# Goal
Copy out the listing exactly.

# Data provided
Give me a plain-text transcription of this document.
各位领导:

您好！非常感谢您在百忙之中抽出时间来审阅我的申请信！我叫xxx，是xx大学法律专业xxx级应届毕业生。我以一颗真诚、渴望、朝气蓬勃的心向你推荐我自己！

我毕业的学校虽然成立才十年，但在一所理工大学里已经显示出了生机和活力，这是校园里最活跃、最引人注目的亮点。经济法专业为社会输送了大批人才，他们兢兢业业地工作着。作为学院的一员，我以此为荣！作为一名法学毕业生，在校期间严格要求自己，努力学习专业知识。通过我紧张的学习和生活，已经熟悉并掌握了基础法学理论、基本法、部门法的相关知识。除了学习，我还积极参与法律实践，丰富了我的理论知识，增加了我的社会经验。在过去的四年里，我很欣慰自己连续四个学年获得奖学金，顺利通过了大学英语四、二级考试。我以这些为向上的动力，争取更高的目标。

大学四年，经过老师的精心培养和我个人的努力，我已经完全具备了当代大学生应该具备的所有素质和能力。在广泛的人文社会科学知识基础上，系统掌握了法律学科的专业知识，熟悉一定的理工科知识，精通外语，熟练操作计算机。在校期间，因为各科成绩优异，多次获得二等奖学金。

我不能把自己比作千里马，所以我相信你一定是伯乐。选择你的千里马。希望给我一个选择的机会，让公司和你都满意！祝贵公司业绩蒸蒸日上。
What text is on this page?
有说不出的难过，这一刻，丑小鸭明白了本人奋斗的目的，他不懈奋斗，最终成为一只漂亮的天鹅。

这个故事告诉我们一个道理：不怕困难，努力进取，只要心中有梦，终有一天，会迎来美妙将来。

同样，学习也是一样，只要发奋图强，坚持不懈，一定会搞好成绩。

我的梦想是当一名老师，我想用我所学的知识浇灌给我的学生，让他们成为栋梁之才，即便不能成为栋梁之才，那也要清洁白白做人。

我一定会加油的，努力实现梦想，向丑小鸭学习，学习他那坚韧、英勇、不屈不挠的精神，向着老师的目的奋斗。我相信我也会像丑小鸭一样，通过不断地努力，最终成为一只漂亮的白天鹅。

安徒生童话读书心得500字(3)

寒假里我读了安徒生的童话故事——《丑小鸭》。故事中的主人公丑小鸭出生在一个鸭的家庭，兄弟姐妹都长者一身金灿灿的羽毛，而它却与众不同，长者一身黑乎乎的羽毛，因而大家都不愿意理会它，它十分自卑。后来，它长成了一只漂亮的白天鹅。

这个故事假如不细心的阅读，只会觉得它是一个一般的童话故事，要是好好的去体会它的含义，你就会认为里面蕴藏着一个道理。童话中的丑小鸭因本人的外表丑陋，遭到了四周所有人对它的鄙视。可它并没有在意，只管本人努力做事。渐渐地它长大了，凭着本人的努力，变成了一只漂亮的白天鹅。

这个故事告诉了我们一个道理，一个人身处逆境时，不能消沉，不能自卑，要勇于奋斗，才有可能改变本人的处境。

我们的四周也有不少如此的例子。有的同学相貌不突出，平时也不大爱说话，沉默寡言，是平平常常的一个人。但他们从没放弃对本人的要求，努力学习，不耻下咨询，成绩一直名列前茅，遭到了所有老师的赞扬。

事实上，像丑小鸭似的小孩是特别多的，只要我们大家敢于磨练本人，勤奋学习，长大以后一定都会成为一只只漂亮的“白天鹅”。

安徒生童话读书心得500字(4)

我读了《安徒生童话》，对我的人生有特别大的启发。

# Complete output
Give me a plain-text transcription of this document.
各位领导:

您好！非常感谢您在百忙之中抽出时间来审阅我的申请信！我叫xxx，是xx大学法律专业xxx级应届毕业生。我以一颗真诚、渴望、朝气蓬勃的心向你推荐我自己！

我毕业的学校虽然成立才十年，但在一所理工大学里已经显示出了生机和活力，这是校园里最活跃、最引人注目的亮点。经济法专业为社会输送了大批人才，他们兢兢业业地工作着。作为学院的一员，我以此为荣！作为一名法学毕业生，在校期间严格要求自己，努力学习专业知识。通过我紧张的学习和生活，已经熟悉并掌握了基础法学理论、基本法、部门法的相关知识。除了学习，我还积极参与法律实践，丰富了我的理论知识，增加了我的社会经验。在过去的四年里，我很欣慰自己连续四个学年获得奖学金，顺利通过了大学英语四、二级考试。我以这些为向上的动力，争取更高的目标。

大学四年，经过老师的精心培养和我个人的努力，我已经完全具备了当代大学生应该具备的所有素质和能力。在广泛的人文社会科学知识基础上，系统掌握了法律学科的专业知识，熟悉一定的理工科知识，精通外语，熟练操作计算机。在校期间，因为各科成绩优异，多次获得二等奖学金。

我不能把自己比作千里马，所以我相信你一定是伯乐。选择你的千里马。希望给我一个选择的机会，让公司和你都满意！祝贵公司业绩蒸蒸日上。
What text is on this page?
有说不出的难过，这一刻，丑小鸭明白了本人奋斗的目的，他不懈奋斗，最终成为一只漂亮的天鹅。

这个故事告诉我们一个道理：不怕困难，努力进取，只要心中有梦，终有一天，会迎来美妙将来。

同样，学习也是一样，只要发奋图强，坚持不懈，一定会搞好成绩。

我的梦想是当一名老师，我想用我所学的知识浇灌给我的学生，让他们成为栋梁之才，即便不能成为栋梁之才，那也要清洁白白做人。

我一定会加油的，努力实现梦想，向丑小鸭学习，学习他那坚韧、英勇、不屈不挠的精神，向着老师的目的奋斗。我相信我也会像丑小鸭一样，通过不断地努力，最终成为一只漂亮的白天鹅。

安徒生童话读书心得500字(3)

寒假里我读了安徒生的童话故事——《丑小鸭》。故事中的主人公丑小鸭出生在一个鸭的家庭，兄弟姐妹都长者一身金灿灿的羽毛，而它却与众不同，长者一身黑乎乎的羽毛，因而大家都不愿意理会它，它十分自卑。后来，它长成了一只漂亮的白天鹅。

这个故事假如不细心的阅读，只会觉得它是一个一般的童话故事，要是好好的去体会它的含义，你就会认为里面蕴藏着一个道理。童话中的丑小鸭因本人的外表丑陋，遭到了四周所有人对它的鄙视。可它并没有在意，只管本人努力做事。渐渐地它长大了，凭着本人的努力，变成了一只漂亮的白天鹅。

这个故事告诉了我们一个道理，一个人身处逆境时，不能消沉，不能自卑，要勇于奋斗，才有可能改变本人的处境。

我们的四周也有不少如此的例子。有的同学相貌不突出，平时也不大爱说话，沉默寡言，是平平常常的一个人。但他们从没放弃对本人的要求，努力学习，不耻下咨询，成绩一直名列前茅，遭到了所有老师的赞扬。

事实上，像丑小鸭似的小孩是特别多的，只要我们大家敢于磨练本人，勤奋学习，长大以后一定都会成为一只只漂亮的“白天鹅”。

安徒生童话读书心得500字(4)

我读了《安徒生童话》，对我的人生有特别大的启发。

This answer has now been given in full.